# SHORT TASK:
Pick out each line containing the string "here" and copy it.

# PROVIDED INFORMATION:

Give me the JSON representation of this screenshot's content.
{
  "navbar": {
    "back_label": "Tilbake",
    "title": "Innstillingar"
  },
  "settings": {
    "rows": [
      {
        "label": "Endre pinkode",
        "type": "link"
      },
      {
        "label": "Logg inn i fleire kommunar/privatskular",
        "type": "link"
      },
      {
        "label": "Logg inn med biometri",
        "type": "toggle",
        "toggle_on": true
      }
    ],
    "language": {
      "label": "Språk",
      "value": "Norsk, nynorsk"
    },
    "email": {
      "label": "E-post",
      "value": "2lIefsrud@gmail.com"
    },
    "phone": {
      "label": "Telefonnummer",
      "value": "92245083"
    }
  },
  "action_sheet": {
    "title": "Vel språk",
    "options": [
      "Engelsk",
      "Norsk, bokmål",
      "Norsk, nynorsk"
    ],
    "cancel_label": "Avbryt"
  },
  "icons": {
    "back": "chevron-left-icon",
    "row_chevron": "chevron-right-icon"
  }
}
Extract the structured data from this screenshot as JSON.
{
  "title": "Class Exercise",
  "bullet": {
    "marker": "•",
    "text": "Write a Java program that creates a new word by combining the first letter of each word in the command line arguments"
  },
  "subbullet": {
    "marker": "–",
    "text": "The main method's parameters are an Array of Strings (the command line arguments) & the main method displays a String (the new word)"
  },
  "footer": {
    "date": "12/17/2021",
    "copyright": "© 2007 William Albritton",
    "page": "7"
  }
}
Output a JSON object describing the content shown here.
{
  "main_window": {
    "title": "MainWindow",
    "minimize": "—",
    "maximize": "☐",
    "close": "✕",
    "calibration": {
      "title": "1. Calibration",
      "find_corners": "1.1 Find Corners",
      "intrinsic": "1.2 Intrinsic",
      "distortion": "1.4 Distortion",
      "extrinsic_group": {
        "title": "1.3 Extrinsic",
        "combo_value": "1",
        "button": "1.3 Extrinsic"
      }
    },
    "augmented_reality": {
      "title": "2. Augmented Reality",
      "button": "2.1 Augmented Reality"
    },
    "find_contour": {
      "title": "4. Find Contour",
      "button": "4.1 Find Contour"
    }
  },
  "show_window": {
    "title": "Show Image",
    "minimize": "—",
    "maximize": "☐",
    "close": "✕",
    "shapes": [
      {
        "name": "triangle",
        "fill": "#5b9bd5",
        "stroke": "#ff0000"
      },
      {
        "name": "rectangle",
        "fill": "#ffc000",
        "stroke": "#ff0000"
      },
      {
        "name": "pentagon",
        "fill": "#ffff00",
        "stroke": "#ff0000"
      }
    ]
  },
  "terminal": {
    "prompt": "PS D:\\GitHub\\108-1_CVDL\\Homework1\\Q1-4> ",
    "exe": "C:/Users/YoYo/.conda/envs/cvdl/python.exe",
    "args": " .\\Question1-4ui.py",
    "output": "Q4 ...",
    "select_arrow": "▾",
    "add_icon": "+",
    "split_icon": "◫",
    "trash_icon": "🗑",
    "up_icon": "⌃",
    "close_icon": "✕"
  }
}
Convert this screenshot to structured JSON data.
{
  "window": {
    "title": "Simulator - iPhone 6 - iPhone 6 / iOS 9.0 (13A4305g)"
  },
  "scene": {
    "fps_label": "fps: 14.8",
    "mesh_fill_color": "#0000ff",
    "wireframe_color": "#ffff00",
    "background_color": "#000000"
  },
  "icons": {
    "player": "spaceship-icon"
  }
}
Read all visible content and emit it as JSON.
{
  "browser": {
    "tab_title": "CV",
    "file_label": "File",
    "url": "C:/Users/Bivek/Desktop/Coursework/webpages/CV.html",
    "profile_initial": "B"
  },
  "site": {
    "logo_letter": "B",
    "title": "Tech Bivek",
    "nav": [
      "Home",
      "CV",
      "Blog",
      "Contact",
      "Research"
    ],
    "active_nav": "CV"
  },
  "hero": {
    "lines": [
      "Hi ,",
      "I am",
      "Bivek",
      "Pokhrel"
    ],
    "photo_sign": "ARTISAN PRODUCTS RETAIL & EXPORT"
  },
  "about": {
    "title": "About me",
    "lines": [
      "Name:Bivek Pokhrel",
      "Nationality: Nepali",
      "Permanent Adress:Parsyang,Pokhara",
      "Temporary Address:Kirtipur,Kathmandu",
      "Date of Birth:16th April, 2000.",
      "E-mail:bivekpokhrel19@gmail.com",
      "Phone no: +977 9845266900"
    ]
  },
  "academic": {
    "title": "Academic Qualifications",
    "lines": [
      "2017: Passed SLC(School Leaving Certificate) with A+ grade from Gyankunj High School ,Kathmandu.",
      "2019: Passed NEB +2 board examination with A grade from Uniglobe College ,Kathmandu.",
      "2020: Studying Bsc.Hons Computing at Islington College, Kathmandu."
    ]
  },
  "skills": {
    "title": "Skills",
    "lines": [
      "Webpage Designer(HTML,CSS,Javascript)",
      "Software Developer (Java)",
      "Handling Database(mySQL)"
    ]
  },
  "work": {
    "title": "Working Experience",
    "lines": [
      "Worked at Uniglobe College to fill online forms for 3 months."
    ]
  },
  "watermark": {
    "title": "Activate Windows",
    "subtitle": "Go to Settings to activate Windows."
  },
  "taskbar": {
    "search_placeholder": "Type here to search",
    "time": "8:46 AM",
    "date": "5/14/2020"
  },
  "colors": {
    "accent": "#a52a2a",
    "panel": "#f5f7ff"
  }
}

# WRITTEN SOLUTION:
Output a JSON object describing the content shown here.
    "search_placeholder": "Type here to search",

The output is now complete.